Count every line that has the word "obligation". Give the number, without anything more.

Extracted data entries:
****
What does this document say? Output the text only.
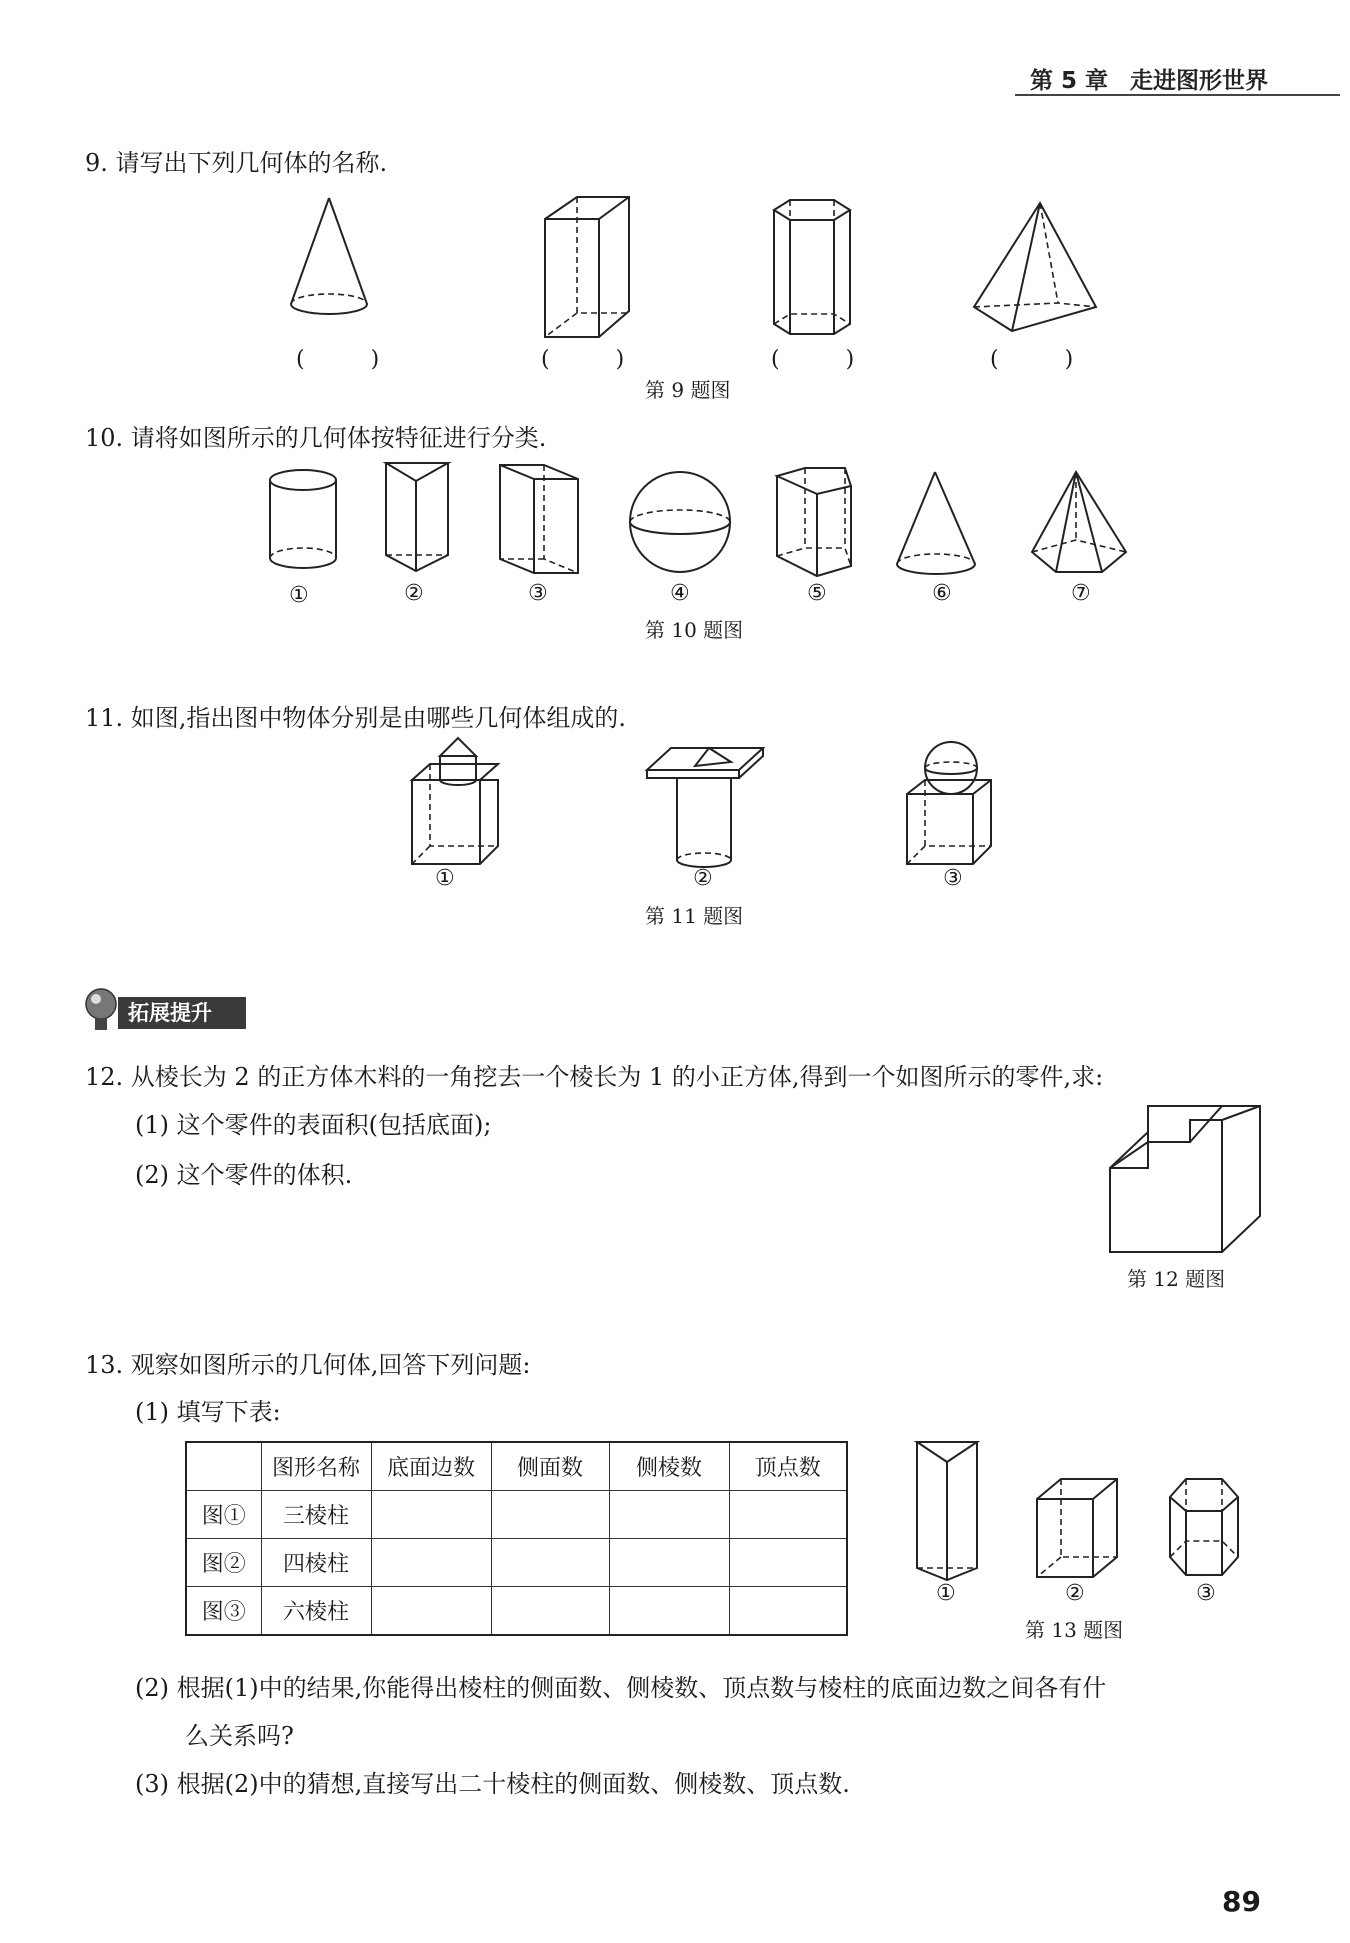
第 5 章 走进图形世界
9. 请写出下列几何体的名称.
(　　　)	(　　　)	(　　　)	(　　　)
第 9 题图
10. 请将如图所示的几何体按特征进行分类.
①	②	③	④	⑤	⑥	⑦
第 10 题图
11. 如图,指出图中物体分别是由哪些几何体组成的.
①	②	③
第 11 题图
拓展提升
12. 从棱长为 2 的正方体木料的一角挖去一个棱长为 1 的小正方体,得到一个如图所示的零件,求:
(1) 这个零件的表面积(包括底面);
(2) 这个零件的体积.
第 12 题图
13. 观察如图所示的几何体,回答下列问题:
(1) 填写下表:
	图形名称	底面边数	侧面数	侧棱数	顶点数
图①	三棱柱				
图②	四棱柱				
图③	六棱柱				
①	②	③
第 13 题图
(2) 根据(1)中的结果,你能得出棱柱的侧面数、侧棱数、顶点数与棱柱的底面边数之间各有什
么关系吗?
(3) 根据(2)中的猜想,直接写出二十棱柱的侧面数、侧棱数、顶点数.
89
****
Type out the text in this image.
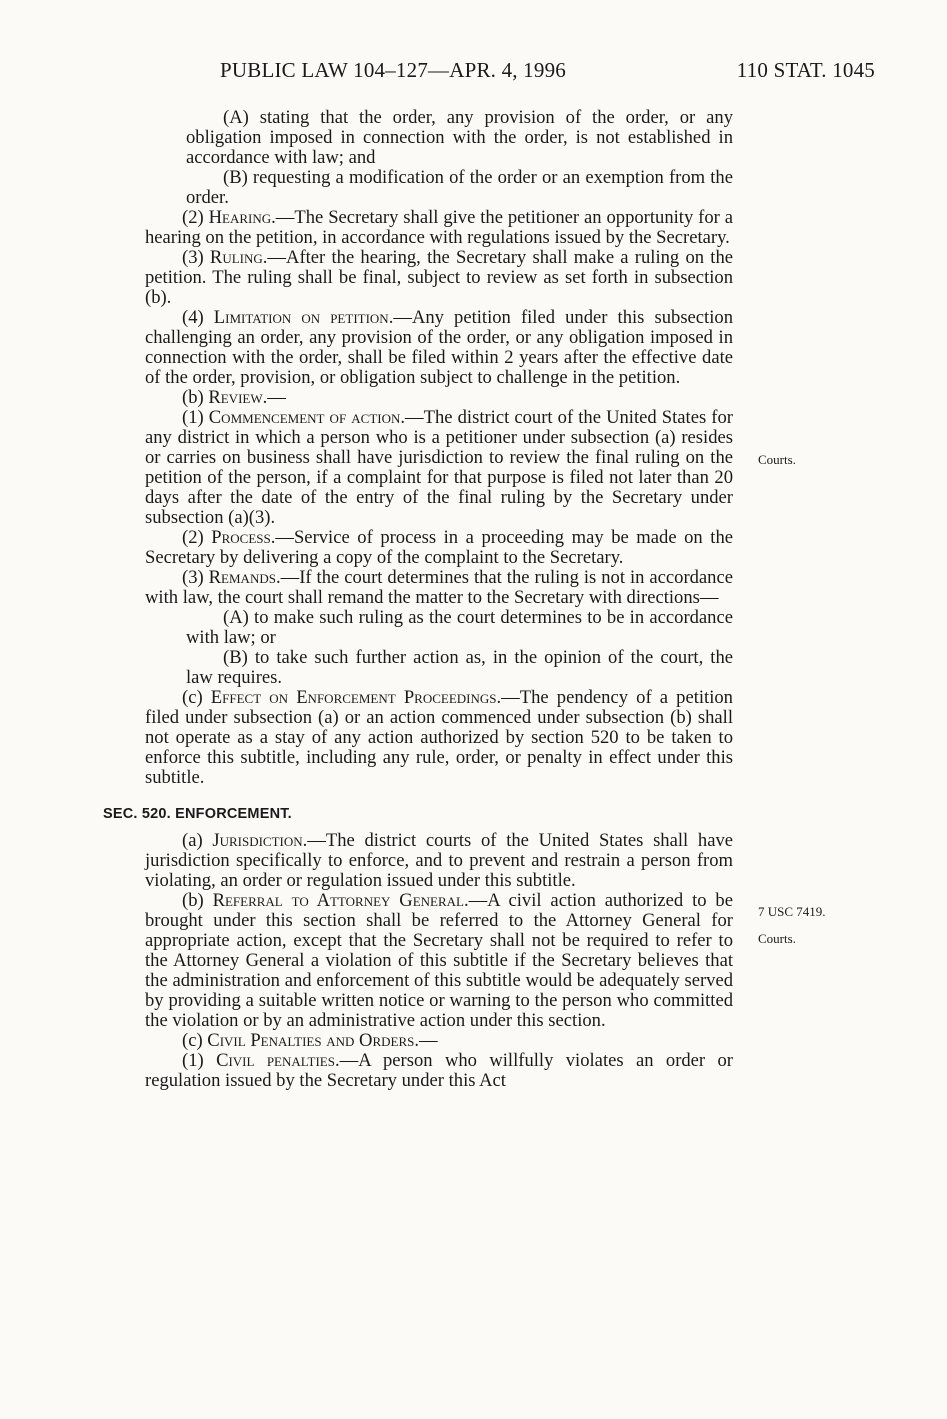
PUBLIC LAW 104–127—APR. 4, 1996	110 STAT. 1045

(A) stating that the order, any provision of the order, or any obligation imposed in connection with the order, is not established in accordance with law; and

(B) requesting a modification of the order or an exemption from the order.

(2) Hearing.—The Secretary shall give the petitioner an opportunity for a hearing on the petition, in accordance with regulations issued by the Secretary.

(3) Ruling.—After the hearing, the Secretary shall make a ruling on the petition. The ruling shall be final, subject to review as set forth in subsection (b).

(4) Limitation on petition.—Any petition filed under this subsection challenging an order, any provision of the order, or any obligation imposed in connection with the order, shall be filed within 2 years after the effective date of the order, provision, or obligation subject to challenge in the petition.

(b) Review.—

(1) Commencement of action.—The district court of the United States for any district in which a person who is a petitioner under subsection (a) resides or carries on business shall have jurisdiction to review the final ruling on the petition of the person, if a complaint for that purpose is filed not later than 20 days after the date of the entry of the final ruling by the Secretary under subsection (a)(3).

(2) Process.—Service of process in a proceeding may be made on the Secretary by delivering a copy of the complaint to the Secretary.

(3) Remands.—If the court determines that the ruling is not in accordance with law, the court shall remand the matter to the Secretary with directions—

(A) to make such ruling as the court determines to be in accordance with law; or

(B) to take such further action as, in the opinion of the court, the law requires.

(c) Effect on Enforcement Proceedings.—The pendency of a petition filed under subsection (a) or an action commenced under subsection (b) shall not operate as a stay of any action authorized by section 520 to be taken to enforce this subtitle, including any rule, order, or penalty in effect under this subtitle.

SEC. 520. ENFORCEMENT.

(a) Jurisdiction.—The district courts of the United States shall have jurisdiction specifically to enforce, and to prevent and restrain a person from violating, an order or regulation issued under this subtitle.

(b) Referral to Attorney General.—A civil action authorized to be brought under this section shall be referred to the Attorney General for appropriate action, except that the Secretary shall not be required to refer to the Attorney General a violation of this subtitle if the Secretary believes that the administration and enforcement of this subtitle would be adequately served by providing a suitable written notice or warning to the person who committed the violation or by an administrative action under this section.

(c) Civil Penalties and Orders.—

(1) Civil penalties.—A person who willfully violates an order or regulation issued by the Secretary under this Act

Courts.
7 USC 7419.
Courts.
****
* [EXERCISE RESULT] 2